Aim:
Please reproduce the items below without any change, starting at the line that contains "text: WIG20 bbox=[93, 77, 159, 93]" and ending at the line that contains "x-tick-label: -1 bbox=[436, 751, 449, 764]", with both of those lines included.

[Region annotation records]
======

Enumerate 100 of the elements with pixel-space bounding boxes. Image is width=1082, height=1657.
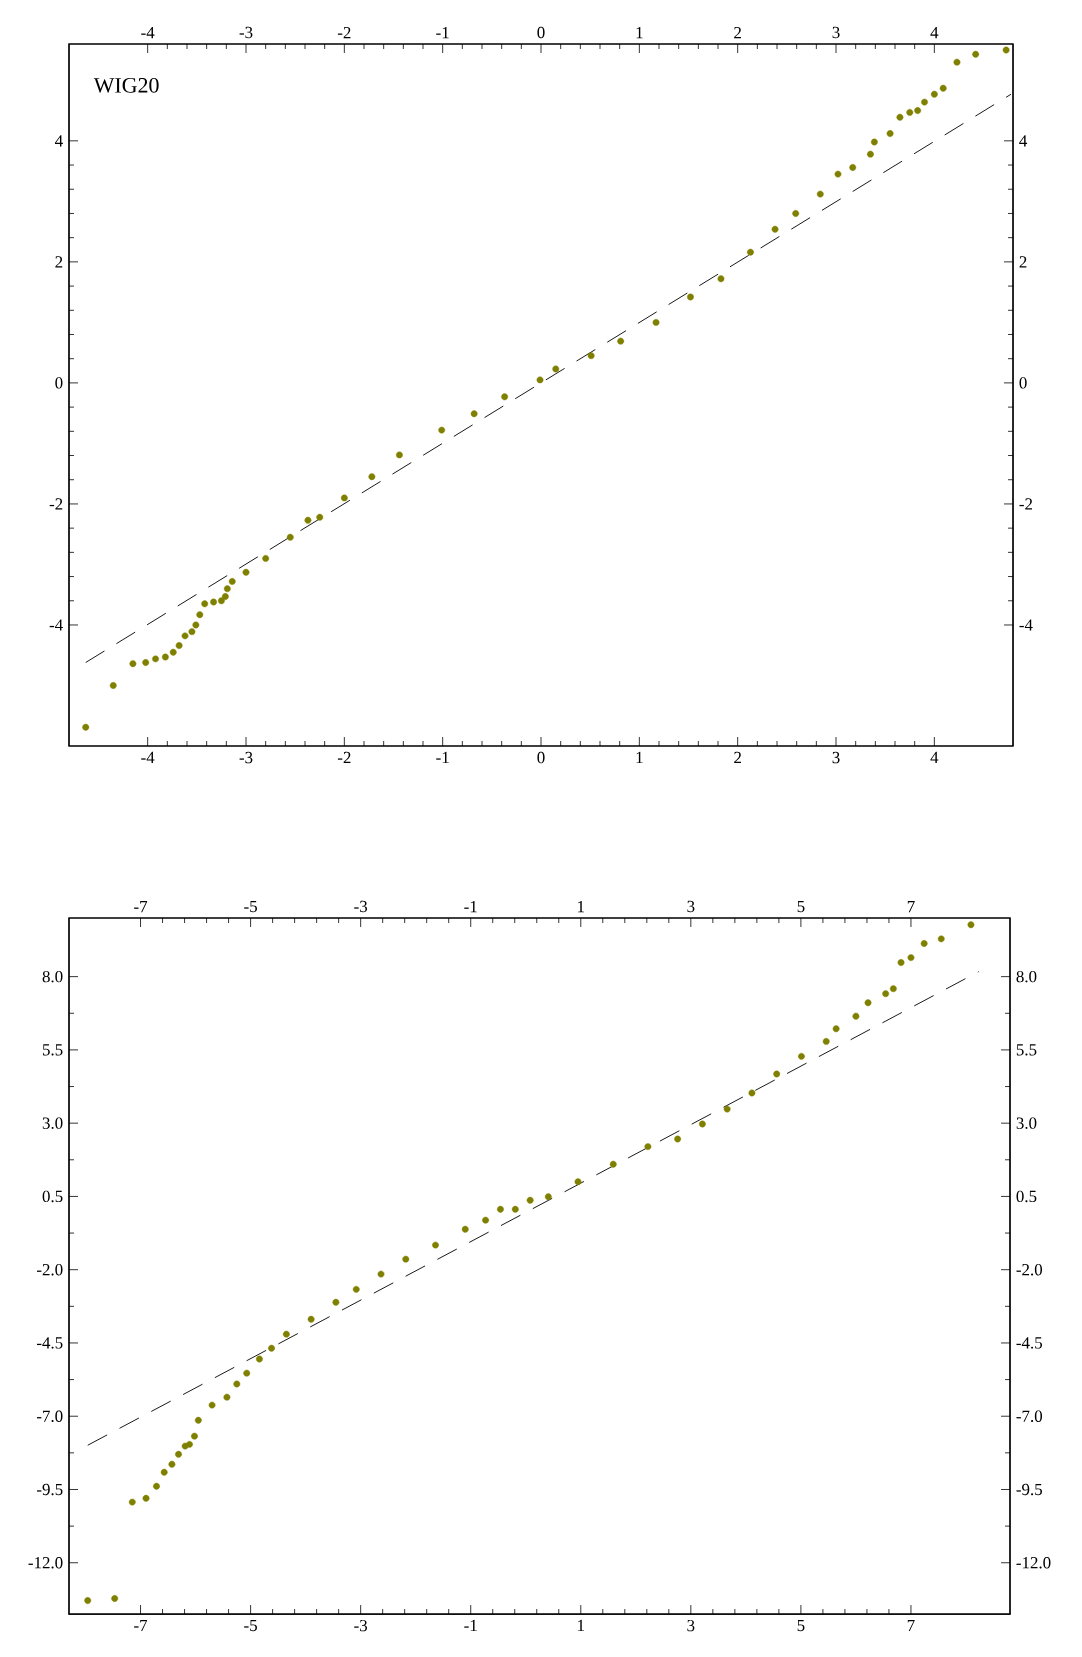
text: WIG20 bbox=[93, 77, 159, 93]
point bbox=[544, 1193, 552, 1201]
point bbox=[536, 376, 544, 384]
x2-tick-label: -3 bbox=[354, 900, 368, 913]
point bbox=[870, 138, 878, 146]
point bbox=[882, 990, 890, 998]
point bbox=[368, 473, 376, 481]
x-tick-label: -5 bbox=[244, 1619, 257, 1632]
x2-tick-label: -1 bbox=[436, 26, 449, 39]
point bbox=[617, 337, 625, 345]
point bbox=[897, 959, 905, 966]
x-tick-label: -1 bbox=[436, 751, 449, 764]
x2-tick-label: -1 bbox=[464, 900, 477, 913]
point bbox=[816, 190, 824, 198]
point bbox=[699, 1120, 706, 1128]
point bbox=[438, 426, 446, 434]
point bbox=[168, 1460, 176, 1468]
point bbox=[867, 150, 874, 158]
point bbox=[511, 1205, 519, 1213]
point bbox=[396, 451, 403, 459]
point bbox=[747, 248, 754, 256]
point bbox=[242, 568, 250, 576]
x2-tick-label: 3 bbox=[832, 26, 840, 39]
point bbox=[402, 1255, 410, 1263]
point bbox=[201, 600, 209, 608]
point bbox=[221, 593, 229, 600]
point bbox=[262, 555, 270, 562]
point bbox=[461, 1225, 469, 1233]
y-tick-label: 2 bbox=[55, 256, 63, 268]
point bbox=[937, 935, 945, 943]
x-tick-label: 5 bbox=[797, 1619, 805, 1632]
y-tick-label: -2 bbox=[49, 498, 63, 510]
point bbox=[109, 682, 117, 689]
point bbox=[432, 1241, 439, 1249]
point bbox=[748, 1089, 756, 1097]
point bbox=[798, 1052, 805, 1060]
y-tick-label: -2.0 bbox=[1016, 1263, 1043, 1276]
point bbox=[652, 318, 660, 326]
x-tick-label: 1 bbox=[578, 1619, 584, 1632]
point bbox=[352, 1285, 360, 1293]
point bbox=[223, 1393, 231, 1401]
point bbox=[674, 1135, 682, 1143]
point bbox=[1002, 46, 1010, 54]
point bbox=[587, 352, 595, 360]
point bbox=[175, 642, 183, 649]
point bbox=[307, 1315, 315, 1323]
x-tick-label: -1 bbox=[464, 1619, 477, 1632]
point bbox=[169, 648, 177, 656]
point bbox=[286, 533, 294, 541]
y-tick-label: 0 bbox=[55, 377, 63, 389]
point bbox=[497, 1205, 504, 1213]
point bbox=[914, 107, 922, 114]
x2-tick-label: 7 bbox=[907, 901, 915, 913]
y-tick-label: -4 bbox=[49, 619, 63, 631]
x2-tick-label: 3 bbox=[687, 900, 695, 913]
point bbox=[967, 921, 975, 929]
point bbox=[792, 210, 800, 217]
point bbox=[175, 1450, 182, 1458]
point bbox=[340, 494, 348, 502]
point bbox=[889, 985, 897, 993]
x-tick-label: -4 bbox=[141, 751, 155, 763]
x2-tick-label: -5 bbox=[244, 900, 257, 913]
point bbox=[186, 1440, 193, 1448]
y-tick-label: -12.0 bbox=[1016, 1557, 1051, 1569]
point bbox=[771, 225, 779, 233]
x-tick-label: 3 bbox=[687, 1619, 695, 1632]
point bbox=[907, 954, 915, 961]
x-tick-label: 0 bbox=[537, 751, 545, 764]
point bbox=[972, 50, 980, 58]
x2-tick-label: -4 bbox=[141, 27, 155, 39]
x2-tick-label: -2 bbox=[337, 26, 351, 39]
x2-tick-label: 2 bbox=[734, 26, 741, 39]
point bbox=[552, 365, 560, 373]
point bbox=[194, 1416, 202, 1424]
point bbox=[501, 393, 509, 401]
x-tick-label: -3 bbox=[239, 751, 253, 764]
x2-tick-label: 5 bbox=[797, 900, 805, 913]
x-tick-label: 3 bbox=[832, 751, 840, 764]
point bbox=[142, 659, 150, 666]
point bbox=[852, 1012, 860, 1020]
point bbox=[282, 1330, 290, 1338]
point bbox=[196, 611, 204, 619]
point bbox=[849, 164, 857, 171]
point bbox=[223, 585, 231, 593]
x2-tick-label: 1 bbox=[636, 26, 643, 39]
point bbox=[953, 58, 961, 66]
point bbox=[832, 1025, 840, 1033]
x2-tick-label: 1 bbox=[578, 900, 584, 913]
point bbox=[482, 1216, 489, 1224]
point bbox=[526, 1196, 534, 1204]
point bbox=[717, 275, 725, 283]
point bbox=[84, 1597, 92, 1604]
point bbox=[210, 598, 217, 606]
point bbox=[128, 1498, 136, 1506]
x-tick-label: -3 bbox=[354, 1619, 368, 1632]
point bbox=[153, 1482, 160, 1490]
point bbox=[233, 1380, 241, 1388]
point bbox=[161, 653, 169, 661]
point bbox=[886, 130, 894, 137]
x2-tick-label: 0 bbox=[537, 26, 545, 39]
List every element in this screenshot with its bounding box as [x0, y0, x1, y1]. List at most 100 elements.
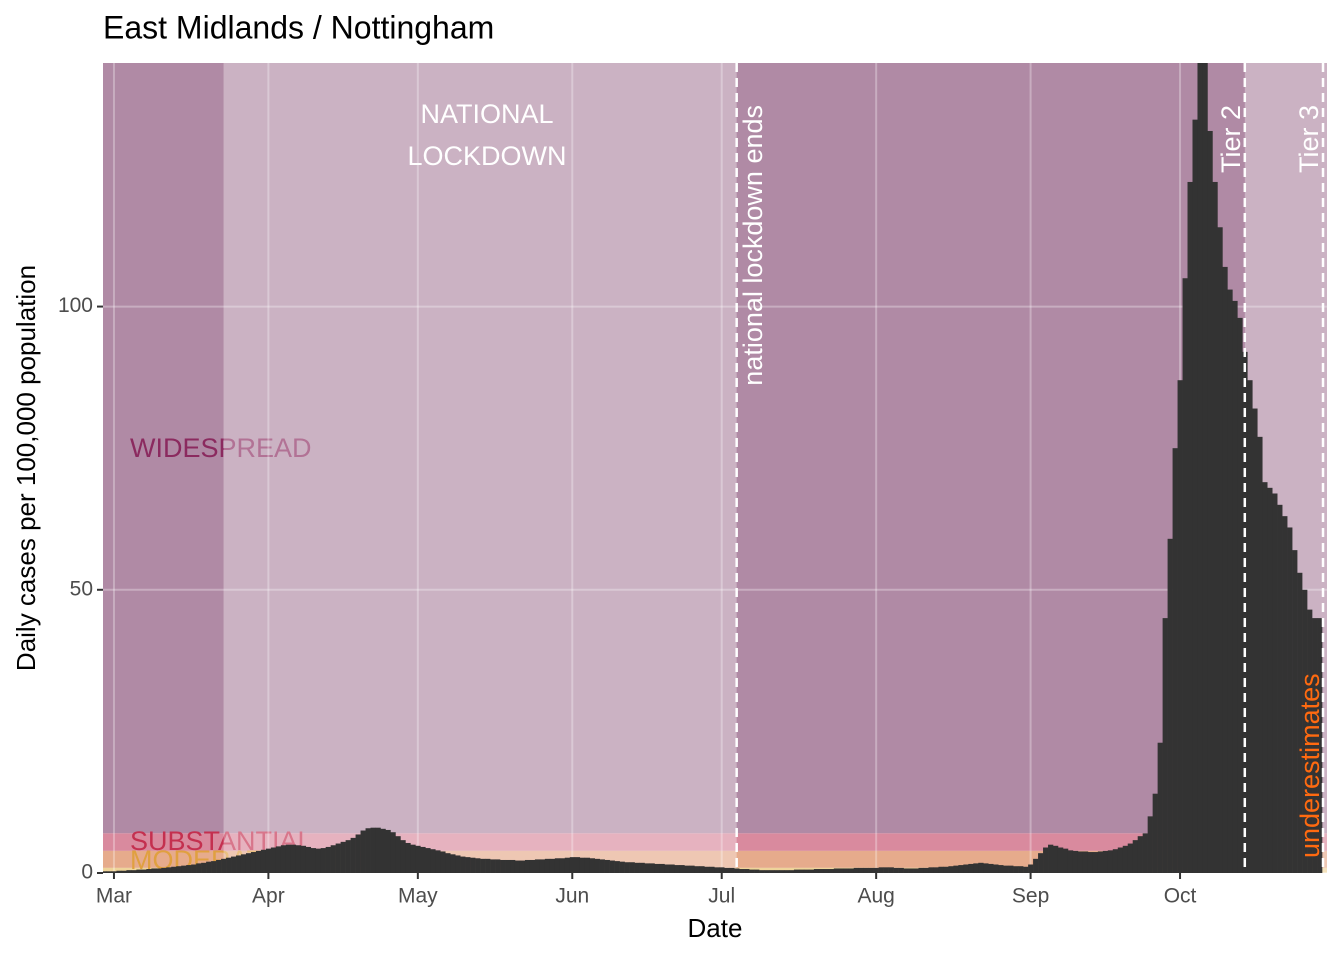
bar [156, 868, 162, 873]
bar [783, 870, 790, 873]
bar [599, 859, 605, 873]
bar [1192, 119, 1198, 873]
bar [788, 870, 795, 873]
bar [1257, 436, 1263, 873]
bar [759, 870, 765, 873]
bar [1217, 227, 1223, 873]
bar [1212, 181, 1218, 873]
bar [1307, 609, 1313, 873]
bar [1033, 858, 1039, 873]
bar [201, 862, 207, 873]
x-tick-label: Aug [857, 885, 894, 908]
bar [614, 861, 620, 873]
bar [604, 859, 610, 873]
bar [1067, 850, 1074, 873]
bar [355, 834, 361, 873]
bar [1207, 130, 1213, 873]
bar [1082, 851, 1089, 873]
bar [171, 866, 177, 873]
bar [539, 859, 546, 873]
bar [430, 849, 436, 873]
bar [330, 845, 336, 873]
bar [236, 855, 242, 873]
bar [843, 868, 850, 873]
bar [569, 857, 576, 873]
bar [1252, 408, 1258, 873]
bar [514, 860, 521, 873]
bar [893, 867, 899, 873]
bar [1023, 866, 1029, 873]
bar [674, 865, 680, 873]
bar [1287, 527, 1293, 873]
bar [1177, 380, 1183, 873]
bar [584, 857, 591, 873]
bar [265, 848, 272, 873]
bar [211, 861, 217, 873]
bar [754, 869, 760, 873]
x-tick-label: May [398, 885, 438, 908]
y-axis-label: Daily cases per 100,000 population [11, 265, 41, 671]
event-label: national lockdown ends [738, 105, 768, 386]
bar [455, 855, 461, 873]
bar [1162, 618, 1168, 873]
event-label: Tier 2 [1216, 105, 1246, 173]
bar [1107, 850, 1114, 873]
bar [1282, 516, 1288, 873]
bar [1222, 266, 1228, 873]
bar [226, 857, 232, 873]
bar [191, 864, 197, 873]
bar [161, 867, 167, 873]
y-tick-label: 0 [81, 861, 93, 884]
bar [445, 853, 451, 873]
bar [1132, 840, 1138, 873]
bar [1187, 181, 1193, 873]
bar [320, 848, 326, 873]
bar [554, 858, 561, 873]
bar [1087, 852, 1094, 873]
bar [490, 859, 496, 873]
bar [828, 869, 835, 873]
bar [280, 845, 287, 873]
bar [231, 856, 237, 873]
bar [943, 866, 949, 873]
bar [1152, 793, 1158, 873]
x-tick-label: Oct [1164, 885, 1197, 908]
bar [1242, 351, 1248, 873]
chart-title: East Midlands / Nottingham [103, 9, 494, 45]
bar [559, 858, 566, 873]
bar [385, 829, 391, 873]
bar [1127, 843, 1134, 873]
bar [669, 864, 675, 873]
bar [933, 867, 939, 873]
bar [380, 828, 386, 873]
bar [460, 856, 466, 873]
bar [395, 836, 401, 873]
bar [275, 846, 282, 873]
bar [146, 869, 152, 873]
bar [729, 867, 735, 873]
bar [953, 865, 959, 873]
bar [141, 869, 147, 873]
bar [440, 851, 446, 873]
bar [634, 862, 640, 873]
bar [420, 846, 426, 873]
bar [779, 870, 785, 873]
bar [166, 867, 172, 873]
bar [345, 840, 351, 873]
bar [1247, 380, 1253, 873]
bar [350, 837, 356, 873]
bar [1202, 63, 1208, 873]
bar [126, 870, 132, 873]
x-tick-label: Apr [252, 885, 285, 908]
bar [116, 870, 122, 873]
bar [480, 858, 486, 873]
bar [1112, 849, 1119, 873]
bar [579, 857, 586, 873]
bar [519, 860, 526, 873]
bar [270, 847, 277, 873]
bar [534, 859, 541, 873]
bar [425, 848, 431, 873]
bar [923, 867, 929, 873]
x-tick-label: Jul [708, 885, 735, 908]
bar [500, 859, 506, 873]
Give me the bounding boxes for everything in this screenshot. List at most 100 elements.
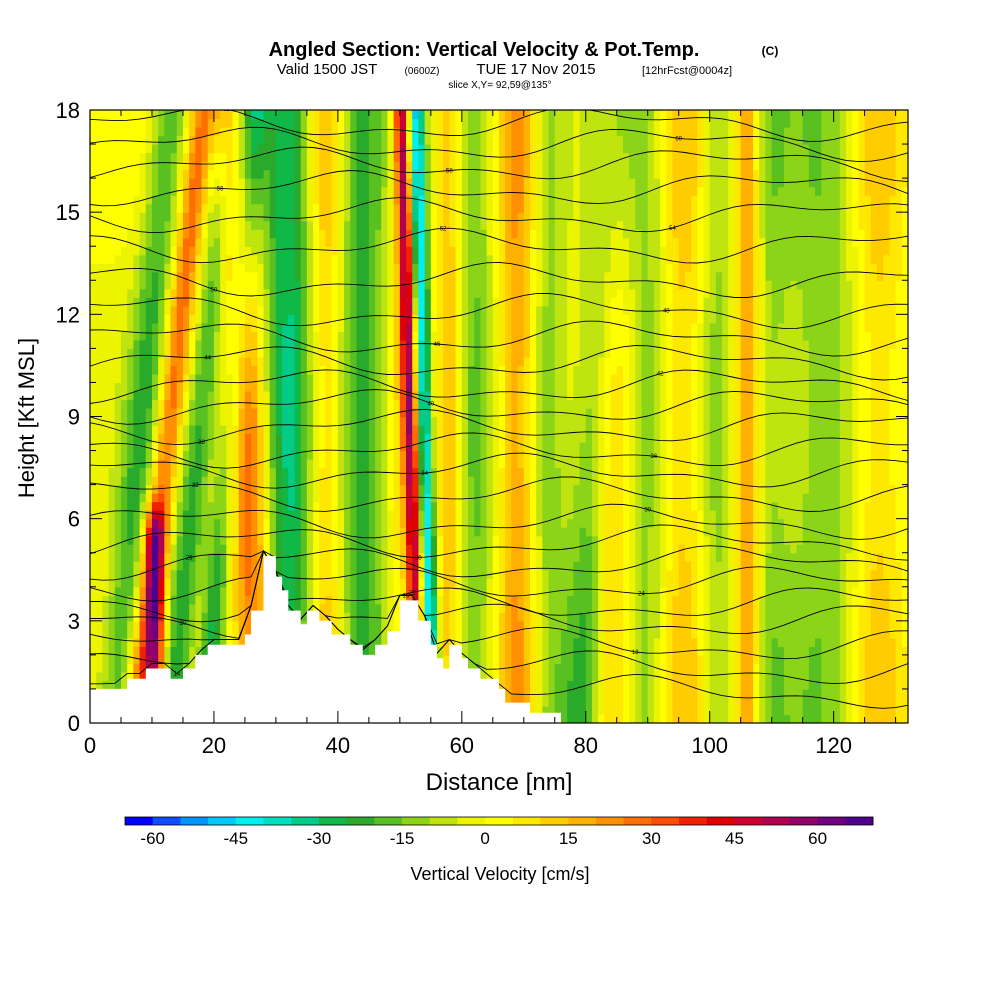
field-cell — [325, 407, 333, 418]
field-cell — [375, 527, 382, 537]
field-cell — [232, 433, 240, 443]
field-cell — [381, 161, 389, 171]
field-cell — [430, 603, 438, 613]
field-cell — [424, 110, 432, 120]
field-cell — [474, 220, 482, 230]
field-cell — [127, 365, 134, 375]
field-cell — [164, 433, 172, 443]
field-cell — [275, 510, 283, 520]
field-cell — [96, 305, 103, 315]
field-cell — [313, 425, 320, 435]
field-cell — [158, 331, 165, 341]
field-cell — [251, 152, 258, 162]
field-cell — [424, 356, 432, 367]
field-cell — [368, 127, 376, 137]
field-cell — [393, 195, 401, 205]
field-cell — [331, 118, 339, 128]
field-cell — [207, 348, 215, 358]
field-cell — [133, 331, 141, 341]
field-cell — [176, 246, 184, 256]
field-cell — [480, 510, 488, 520]
field-cell — [189, 518, 196, 528]
field-cell — [399, 220, 407, 230]
field-cell — [127, 229, 134, 239]
field-cell — [251, 510, 258, 520]
field-cell — [337, 229, 345, 239]
field-cell — [282, 110, 289, 120]
field-cell — [176, 220, 184, 230]
field-cell — [468, 203, 475, 213]
field-cell — [151, 373, 159, 384]
field-cell — [511, 493, 519, 503]
field-cell — [127, 510, 134, 520]
field-cell — [331, 331, 339, 341]
field-cell — [424, 212, 432, 222]
field-cell — [356, 118, 364, 128]
field-cell — [207, 161, 215, 171]
field-cell — [319, 254, 327, 264]
field-cell — [102, 127, 110, 137]
field-cell — [337, 459, 345, 469]
field-cell — [443, 212, 451, 222]
field-cell — [120, 561, 128, 571]
field-cell — [443, 127, 451, 137]
field-cell — [207, 552, 215, 562]
field-cell — [300, 246, 308, 256]
field-cell — [306, 110, 314, 120]
field-cell — [418, 152, 426, 162]
field-cell — [517, 671, 525, 682]
field-cell — [176, 161, 184, 171]
field-cell — [517, 535, 525, 545]
field-cell — [350, 263, 358, 273]
field-cell — [133, 322, 141, 332]
field-cell — [418, 561, 426, 571]
field-cell — [325, 493, 333, 503]
field-cell — [337, 467, 345, 477]
field-cell — [406, 544, 413, 554]
field-cell — [195, 229, 203, 239]
field-cell — [381, 382, 389, 392]
field-cell — [350, 186, 358, 196]
field-cell — [90, 118, 97, 128]
field-cell — [108, 186, 116, 196]
field-cell — [449, 271, 457, 281]
field-cell — [424, 416, 432, 426]
field-cell — [164, 331, 172, 341]
field-cell — [182, 331, 190, 341]
field-cell — [195, 178, 203, 188]
field-cell — [238, 127, 246, 137]
field-cell — [220, 637, 227, 647]
field-cell — [226, 425, 234, 435]
field-cell — [145, 501, 153, 511]
field-cell — [170, 620, 178, 630]
field-cell — [468, 544, 475, 554]
field-cell — [356, 442, 364, 452]
field-cell — [189, 339, 196, 349]
field-cell — [300, 501, 308, 511]
field-cell — [393, 535, 401, 545]
field-cell — [275, 297, 283, 307]
field-cell — [145, 237, 153, 247]
field-cell — [151, 356, 159, 367]
field-cell — [505, 331, 512, 341]
field-cell — [189, 603, 196, 613]
field-cell — [120, 237, 128, 247]
field-cell — [151, 365, 159, 375]
field-cell — [96, 654, 103, 664]
field-cell — [375, 118, 382, 128]
field-cell — [232, 331, 240, 341]
field-cell — [201, 467, 209, 477]
field-cell — [145, 595, 153, 605]
field-cell — [499, 552, 506, 562]
field-cell — [319, 569, 327, 579]
field-cell — [182, 305, 190, 315]
field-cell — [108, 365, 116, 375]
field-cell — [356, 501, 364, 511]
field-cell — [424, 467, 432, 477]
field-cell — [325, 459, 333, 469]
field-cell — [325, 535, 333, 545]
field-cell — [517, 629, 525, 639]
field-cell — [220, 203, 227, 213]
field-cell — [337, 305, 345, 315]
field-cell — [114, 288, 122, 298]
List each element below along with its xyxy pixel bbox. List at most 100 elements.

======

The reply:
text: WIG20 bbox=[93, 77, 159, 93]
point bbox=[544, 1193, 552, 1201]
point bbox=[536, 376, 544, 384]
x2-tick-label: -3 bbox=[354, 900, 368, 913]
point bbox=[870, 138, 878, 146]
point bbox=[882, 990, 890, 998]
point bbox=[368, 473, 376, 481]
x-tick-label: -5 bbox=[244, 1619, 257, 1632]
x2-tick-label: -1 bbox=[436, 26, 449, 39]
point bbox=[617, 337, 625, 345]
point bbox=[897, 959, 905, 966]
x-tick-label: -1 bbox=[436, 751, 449, 764]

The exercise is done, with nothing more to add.